> _The exercise_
Of all the lines in these entries, how many contain the string "Developer"? Give only that count.

[Stored entries]
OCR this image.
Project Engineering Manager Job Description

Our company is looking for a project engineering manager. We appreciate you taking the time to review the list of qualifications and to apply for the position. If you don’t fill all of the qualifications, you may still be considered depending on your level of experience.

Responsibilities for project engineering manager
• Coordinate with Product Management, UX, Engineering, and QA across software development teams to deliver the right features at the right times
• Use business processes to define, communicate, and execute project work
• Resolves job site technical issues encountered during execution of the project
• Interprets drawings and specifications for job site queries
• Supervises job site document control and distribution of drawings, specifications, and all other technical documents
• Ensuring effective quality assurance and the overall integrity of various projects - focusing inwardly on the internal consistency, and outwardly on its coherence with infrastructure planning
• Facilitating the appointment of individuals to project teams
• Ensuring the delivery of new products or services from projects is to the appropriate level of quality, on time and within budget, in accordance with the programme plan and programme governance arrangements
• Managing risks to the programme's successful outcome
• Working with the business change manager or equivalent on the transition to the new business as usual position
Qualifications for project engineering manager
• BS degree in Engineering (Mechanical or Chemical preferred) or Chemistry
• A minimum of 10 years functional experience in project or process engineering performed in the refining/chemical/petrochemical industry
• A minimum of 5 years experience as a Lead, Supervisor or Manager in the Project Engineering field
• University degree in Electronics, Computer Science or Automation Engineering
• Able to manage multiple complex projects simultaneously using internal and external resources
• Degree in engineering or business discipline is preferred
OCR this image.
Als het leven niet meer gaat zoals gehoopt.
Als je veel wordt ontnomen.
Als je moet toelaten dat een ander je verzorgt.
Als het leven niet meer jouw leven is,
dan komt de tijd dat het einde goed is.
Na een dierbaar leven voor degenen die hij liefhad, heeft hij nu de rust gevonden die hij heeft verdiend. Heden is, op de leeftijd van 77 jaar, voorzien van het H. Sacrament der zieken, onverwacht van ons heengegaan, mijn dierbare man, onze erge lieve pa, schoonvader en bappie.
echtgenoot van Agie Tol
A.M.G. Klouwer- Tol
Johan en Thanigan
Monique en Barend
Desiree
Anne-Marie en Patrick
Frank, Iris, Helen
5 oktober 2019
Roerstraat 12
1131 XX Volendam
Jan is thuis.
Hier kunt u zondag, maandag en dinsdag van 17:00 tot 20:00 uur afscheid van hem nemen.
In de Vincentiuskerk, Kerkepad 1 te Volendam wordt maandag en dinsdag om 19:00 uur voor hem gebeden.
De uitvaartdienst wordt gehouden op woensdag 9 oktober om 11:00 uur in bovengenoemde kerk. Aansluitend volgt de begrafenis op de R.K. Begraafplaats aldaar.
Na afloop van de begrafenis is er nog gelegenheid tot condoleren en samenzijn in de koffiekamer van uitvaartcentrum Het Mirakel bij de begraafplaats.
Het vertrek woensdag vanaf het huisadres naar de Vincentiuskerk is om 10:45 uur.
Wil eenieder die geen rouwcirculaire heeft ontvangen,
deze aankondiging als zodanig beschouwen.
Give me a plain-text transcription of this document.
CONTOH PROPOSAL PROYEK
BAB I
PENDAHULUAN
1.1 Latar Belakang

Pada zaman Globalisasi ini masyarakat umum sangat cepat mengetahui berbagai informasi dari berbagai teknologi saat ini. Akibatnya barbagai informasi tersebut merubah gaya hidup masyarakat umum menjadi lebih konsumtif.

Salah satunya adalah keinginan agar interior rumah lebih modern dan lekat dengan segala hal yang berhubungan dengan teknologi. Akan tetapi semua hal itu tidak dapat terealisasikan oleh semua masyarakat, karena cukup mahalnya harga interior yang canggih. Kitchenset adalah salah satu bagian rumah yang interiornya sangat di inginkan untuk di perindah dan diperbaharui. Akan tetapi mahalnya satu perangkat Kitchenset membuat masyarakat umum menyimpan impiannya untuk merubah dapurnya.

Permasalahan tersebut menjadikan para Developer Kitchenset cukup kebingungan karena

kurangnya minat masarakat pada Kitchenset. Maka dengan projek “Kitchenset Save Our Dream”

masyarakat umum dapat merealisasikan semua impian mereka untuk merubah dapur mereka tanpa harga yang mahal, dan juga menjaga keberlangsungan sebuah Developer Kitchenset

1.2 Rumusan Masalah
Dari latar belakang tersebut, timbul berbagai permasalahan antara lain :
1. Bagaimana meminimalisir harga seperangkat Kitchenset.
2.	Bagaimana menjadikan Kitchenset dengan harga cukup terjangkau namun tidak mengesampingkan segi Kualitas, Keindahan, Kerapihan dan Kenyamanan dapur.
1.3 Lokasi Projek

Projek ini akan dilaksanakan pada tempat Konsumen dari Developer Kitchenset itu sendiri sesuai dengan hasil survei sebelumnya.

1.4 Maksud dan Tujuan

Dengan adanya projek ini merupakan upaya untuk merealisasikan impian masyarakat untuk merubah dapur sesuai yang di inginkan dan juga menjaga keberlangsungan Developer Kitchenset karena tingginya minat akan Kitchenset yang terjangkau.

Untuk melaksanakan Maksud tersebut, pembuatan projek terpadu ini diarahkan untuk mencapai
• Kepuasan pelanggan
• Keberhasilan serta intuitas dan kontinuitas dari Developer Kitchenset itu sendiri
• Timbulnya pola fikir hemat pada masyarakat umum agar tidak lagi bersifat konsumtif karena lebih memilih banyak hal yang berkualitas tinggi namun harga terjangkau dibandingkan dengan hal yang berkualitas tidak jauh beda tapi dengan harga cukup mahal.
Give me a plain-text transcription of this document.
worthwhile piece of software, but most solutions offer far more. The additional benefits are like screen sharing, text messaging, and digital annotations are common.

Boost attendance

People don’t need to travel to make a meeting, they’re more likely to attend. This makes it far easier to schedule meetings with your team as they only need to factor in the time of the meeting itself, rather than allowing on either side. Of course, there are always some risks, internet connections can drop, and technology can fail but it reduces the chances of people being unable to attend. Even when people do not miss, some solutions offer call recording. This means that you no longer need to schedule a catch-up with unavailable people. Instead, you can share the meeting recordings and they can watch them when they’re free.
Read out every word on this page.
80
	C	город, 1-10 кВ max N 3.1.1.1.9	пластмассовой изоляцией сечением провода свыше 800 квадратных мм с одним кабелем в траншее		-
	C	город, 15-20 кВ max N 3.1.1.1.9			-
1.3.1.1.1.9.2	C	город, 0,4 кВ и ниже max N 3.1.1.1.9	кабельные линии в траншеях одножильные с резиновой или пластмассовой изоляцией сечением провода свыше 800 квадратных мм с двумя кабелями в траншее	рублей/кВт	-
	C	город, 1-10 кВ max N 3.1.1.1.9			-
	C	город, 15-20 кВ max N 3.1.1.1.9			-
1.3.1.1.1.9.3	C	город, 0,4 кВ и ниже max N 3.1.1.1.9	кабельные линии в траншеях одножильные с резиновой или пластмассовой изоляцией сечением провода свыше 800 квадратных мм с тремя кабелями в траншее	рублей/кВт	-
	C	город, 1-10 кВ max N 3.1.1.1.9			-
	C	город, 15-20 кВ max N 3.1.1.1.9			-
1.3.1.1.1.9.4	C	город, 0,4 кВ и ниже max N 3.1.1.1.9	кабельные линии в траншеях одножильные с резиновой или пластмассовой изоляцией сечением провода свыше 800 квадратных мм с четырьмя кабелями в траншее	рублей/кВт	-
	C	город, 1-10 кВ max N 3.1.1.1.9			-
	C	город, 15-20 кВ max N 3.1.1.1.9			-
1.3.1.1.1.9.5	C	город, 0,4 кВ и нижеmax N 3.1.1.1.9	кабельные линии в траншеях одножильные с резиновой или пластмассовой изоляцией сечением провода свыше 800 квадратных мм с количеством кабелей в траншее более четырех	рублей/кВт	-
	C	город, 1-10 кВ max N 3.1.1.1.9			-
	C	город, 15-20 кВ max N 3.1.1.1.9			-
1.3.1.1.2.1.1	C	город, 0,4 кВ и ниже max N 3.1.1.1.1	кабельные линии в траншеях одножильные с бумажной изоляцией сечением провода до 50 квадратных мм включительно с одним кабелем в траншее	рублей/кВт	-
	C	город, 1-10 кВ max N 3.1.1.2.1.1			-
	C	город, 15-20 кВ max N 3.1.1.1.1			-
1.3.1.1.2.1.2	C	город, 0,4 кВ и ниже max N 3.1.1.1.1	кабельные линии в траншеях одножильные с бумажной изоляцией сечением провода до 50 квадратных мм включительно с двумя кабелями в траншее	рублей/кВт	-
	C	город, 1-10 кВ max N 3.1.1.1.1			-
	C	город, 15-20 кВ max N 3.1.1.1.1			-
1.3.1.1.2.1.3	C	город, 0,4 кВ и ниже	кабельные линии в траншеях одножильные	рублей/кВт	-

> _Reply to the task_
5